Exercise prompt: Each record is to be transcribed exactly.

Provided entries:
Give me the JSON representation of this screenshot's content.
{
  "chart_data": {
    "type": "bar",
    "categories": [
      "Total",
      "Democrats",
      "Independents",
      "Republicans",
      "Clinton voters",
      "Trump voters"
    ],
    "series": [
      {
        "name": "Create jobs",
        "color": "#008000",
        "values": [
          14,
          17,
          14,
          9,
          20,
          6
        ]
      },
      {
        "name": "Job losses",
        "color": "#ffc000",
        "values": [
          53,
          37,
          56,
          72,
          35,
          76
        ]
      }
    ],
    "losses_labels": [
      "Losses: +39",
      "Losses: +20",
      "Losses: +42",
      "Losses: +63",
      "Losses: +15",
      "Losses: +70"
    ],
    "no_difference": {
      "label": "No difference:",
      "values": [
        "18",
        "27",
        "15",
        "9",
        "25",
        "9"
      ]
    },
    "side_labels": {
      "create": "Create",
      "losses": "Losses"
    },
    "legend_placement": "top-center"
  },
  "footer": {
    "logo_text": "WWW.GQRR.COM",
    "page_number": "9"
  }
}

Final result:
Give me the JSON representation of this screenshot's content.
{
  "chart_data": {
    "type": "bar",
    "categories": [
      "Total",
      "Democrats",
      "Independents",
      "Republicans",
      "Clinton voters",
      "Trump voters"
    ],
    "series": [
      {
        "name": "Create jobs",
        "color": "#008000",
        "values": [
          14,
          17,
          14,
          9,
          20,
          6
        ]
      },
      {
        "name": "Job losses",
        "color": "#ffc000",
        "values": [
          53,
          37,
          56,
          72,
          35,
          76
        ]
      }
    ],
    "losses_labels": [
      "Losses: +39",
      "Losses: +20",
      "Losses: +42",
      "Losses: +63",
      "Losses: +15",
      "Losses: +70"
    ],
    "no_difference": {
      "label": "No difference:",
      "values": [
        "18",
        "27",
        "15",
        "9",
        "25",
        "9"
      ]
    },
    "side_labels": {
      "create": "Create",
      "losses": "Losses"
    },
    "legend_placement": "top-center"
  },
  "footer": {
    "logo_text": "WWW.GQRR.COM",
    "page_number": "9"
  }
}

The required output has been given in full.